▸ Task requirements
Reproduce every entry exactly and leave its pictures out.

-*-

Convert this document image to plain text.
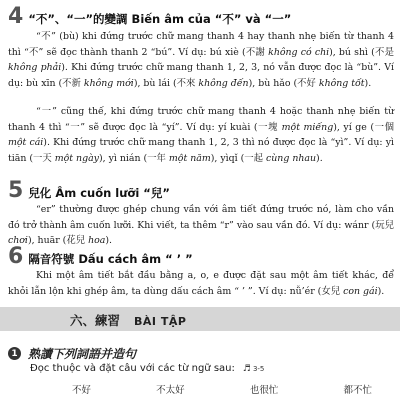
4 “不”、“一”的變調 Biến âm của “不” và “一”
“不” (bù) khi đứng trước chữ mang thanh 4 hay thanh nhẹ biến từ thanh 4 thì “不” sẽ đọc thành thanh 2 “bú”. Ví dụ: bú xiè (不謝 không có chi), bú shì (不是 không phải). Khi đứng trước chữ mang thanh 1, 2, 3, nó vẫn được đọc là “bù”. Ví dụ: bù xīn (不新 không mới), bù lái (不來 không đến), bù hǎo (不好 không tốt).
“一” cũng thế, khi đứng trước chữ mang thanh 4 hoặc thanh nhẹ biến từ thanh 4 thì “一” sẽ được đọc là “yí”. Ví dụ: yí kuài (一塊 một miếng), yí ge (一個 một cái). Khi đứng trước chữ mang thanh 1, 2, 3 thì nó được đọc là “yì”. Ví dụ: yì tiān (一天 một ngày), yì nián (一年 một năm), yìqǐ (一起 cùng nhau).
5 兒化 Âm cuốn lưỡi “兒”
“er” thường được ghép chung vần với âm tiết đứng trước nó, làm cho vần đó trở thành âm cuốn lưỡi. Khi viết, ta thêm “r” vào sau vần đó. Ví dụ: wánr (玩兒 chơi), huār (花兒 hoa).
6 隔音符號 Dấu cách âm “ ’ ”
Khi một âm tiết bắt đầu bằng a, o, e được đặt sau một âm tiết khác, để khỏi lẫn lộn khi ghép âm, ta dùng dấu cách âm “ ’ ”. Ví dụ: nǚ’ér (女兒 con gái).
六、練習 BÀI TẬP
1 熟讀下列詞語并造句
Đọc thuộc và đặt câu với các từ ngữ sau: ♬ 3-5
不好	不太好	也很忙	都不忙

-*-

▸ Problem solution
Convert this document image to plain text.
4 “不”、“一”的變調 Biến âm của “不” và “一”
“不” (bù) khi đứng trước chữ mang thanh 4 hay thanh nhẹ biến từ thanh 4 thì “不” sẽ đọc thành thanh 2 “bú”. Ví dụ: bú xiè (不謝 không có chi), bú shì (不是 không phải). Khi đứng trước chữ mang thanh 1, 2, 3, nó vẫn được đọc là “bù”. Ví dụ: bù xīn (不新 không mới), bù lái (不來 không đến), bù hǎo (不好 không tốt).
“一” cũng thế, khi đứng trước chữ mang thanh 4 hoặc thanh nhẹ biến từ thanh 4 thì “一” sẽ được đọc là “yí”. Ví dụ: yí kuài (一塊 một miếng), yí ge (一個 một cái). Khi đứng trước chữ mang thanh 1, 2, 3 thì nó được đọc là “yì”. Ví dụ: yì tiān (一天 một ngày), yì nián (一年 một năm), yìqǐ (一起 cùng nhau).
5 兒化 Âm cuốn lưỡi “兒”
“er” thường được ghép chung vần với âm tiết đứng trước nó, làm cho vần đó trở thành âm cuốn lưỡi. Khi viết, ta thêm “r” vào sau vần đó. Ví dụ: wánr (玩兒 chơi), huār (花兒 hoa).
6 隔音符號 Dấu cách âm “ ’ ”
Khi một âm tiết bắt đầu bằng a, o, e được đặt sau một âm tiết khác, để khỏi lẫn lộn khi ghép âm, ta dùng dấu cách âm “ ’ ”. Ví dụ: nǚ’ér (女兒 con gái).
六、練習 BÀI TẬP
1 熟讀下列詞語并造句
Đọc thuộc và đặt câu với các từ ngữ sau: ♬ 3-5
不好	不太好	也很忙	都不忙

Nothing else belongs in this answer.